• What needs to be done
Keep the pictures out of the copy and repeat the records exactly.

• Supplied entries
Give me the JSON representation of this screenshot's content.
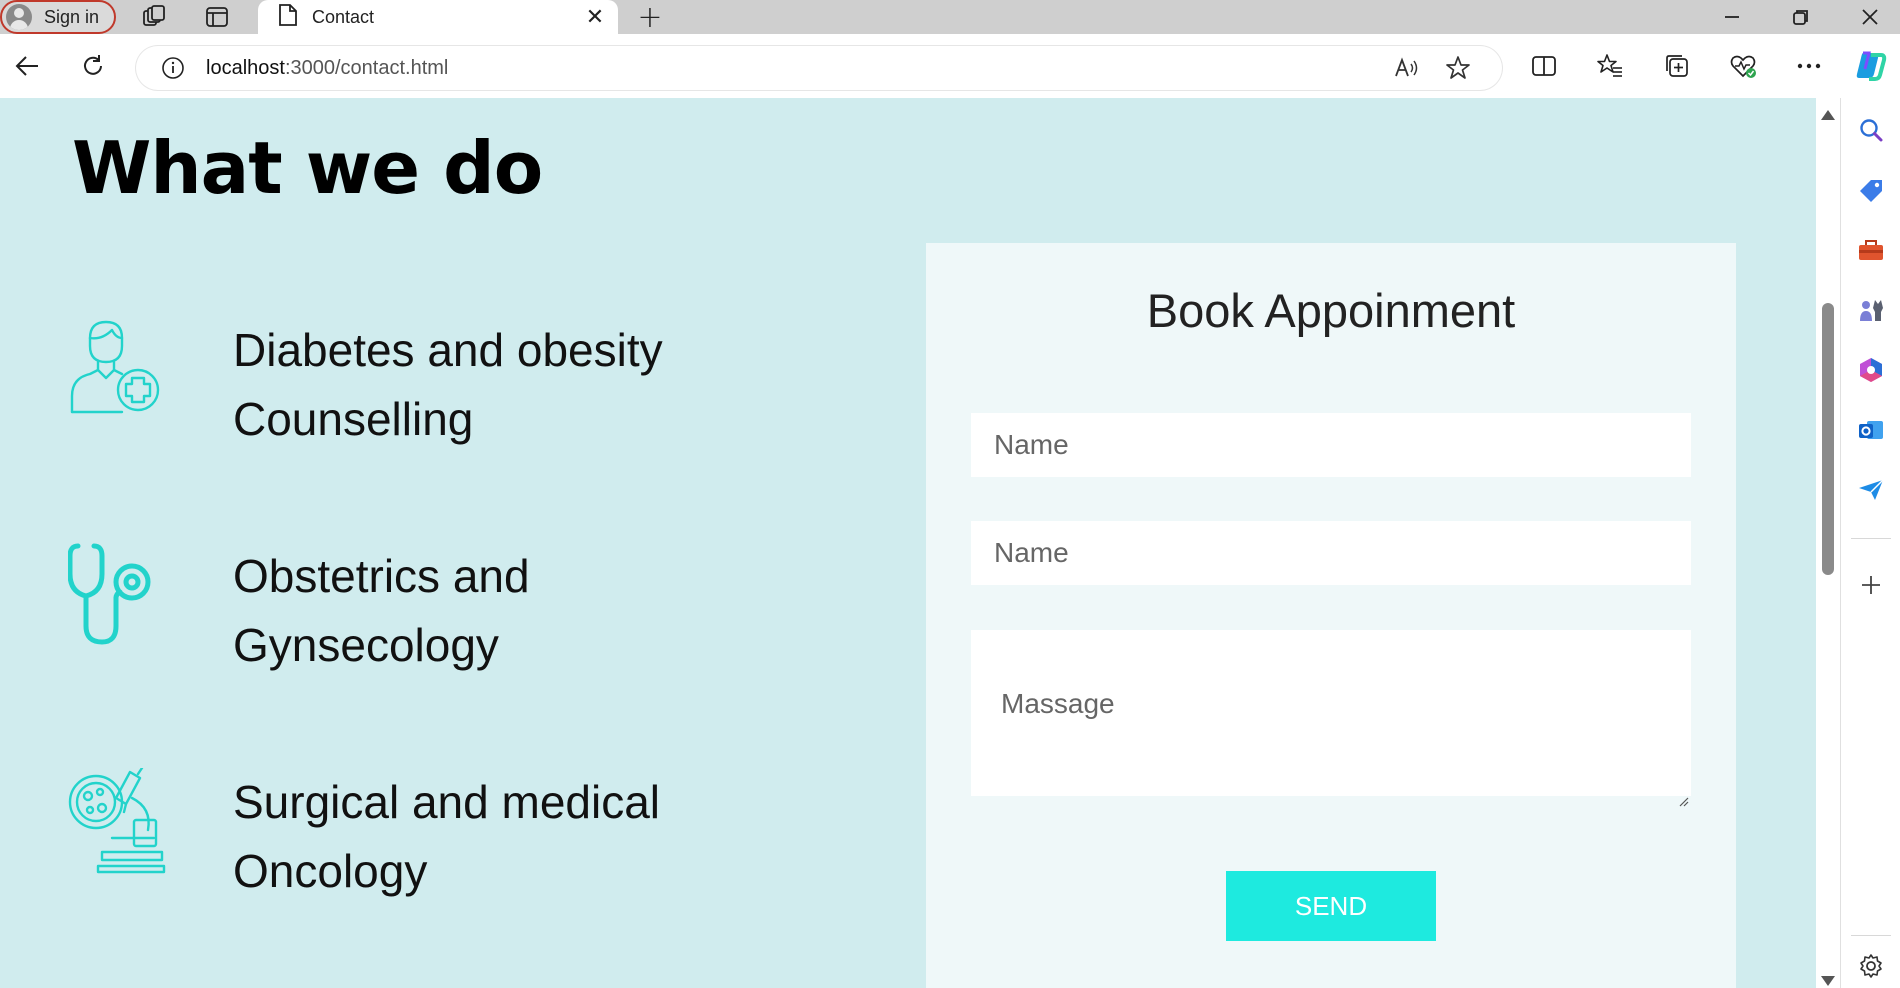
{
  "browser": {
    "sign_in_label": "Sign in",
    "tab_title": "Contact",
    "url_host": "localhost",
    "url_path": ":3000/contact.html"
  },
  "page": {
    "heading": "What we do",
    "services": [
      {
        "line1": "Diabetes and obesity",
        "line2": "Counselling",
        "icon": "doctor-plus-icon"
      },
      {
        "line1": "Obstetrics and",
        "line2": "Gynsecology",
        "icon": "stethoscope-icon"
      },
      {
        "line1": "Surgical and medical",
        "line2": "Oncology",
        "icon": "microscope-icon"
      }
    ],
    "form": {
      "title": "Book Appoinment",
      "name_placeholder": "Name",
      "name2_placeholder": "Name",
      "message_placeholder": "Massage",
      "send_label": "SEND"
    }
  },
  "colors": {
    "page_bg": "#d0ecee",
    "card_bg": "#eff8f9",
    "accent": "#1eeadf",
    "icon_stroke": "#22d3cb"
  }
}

• Answer to this task
Give me the JSON representation of this screenshot's content.
{
  "browser": {
    "sign_in_label": "Sign in",
    "tab_title": "Contact",
    "url_host": "localhost",
    "url_path": ":3000/contact.html"
  },
  "page": {
    "heading": "What we do",
    "services": [
      {
        "line1": "Diabetes and obesity",
        "line2": "Counselling",
        "icon": "doctor-plus-icon"
      },
      {
        "line1": "Obstetrics and",
        "line2": "Gynsecology",
        "icon": "stethoscope-icon"
      },
      {
        "line1": "Surgical and medical",
        "line2": "Oncology",
        "icon": "microscope-icon"
      }
    ],
    "form": {
      "title": "Book Appoinment",
      "name_placeholder": "Name",
      "name2_placeholder": "Name",
      "message_placeholder": "Massage",
      "send_label": "SEND"
    }
  },
  "colors": {
    "page_bg": "#d0ecee",
    "card_bg": "#eff8f9",
    "accent": "#1eeadf",
    "icon_stroke": "#22d3cb"
  }
}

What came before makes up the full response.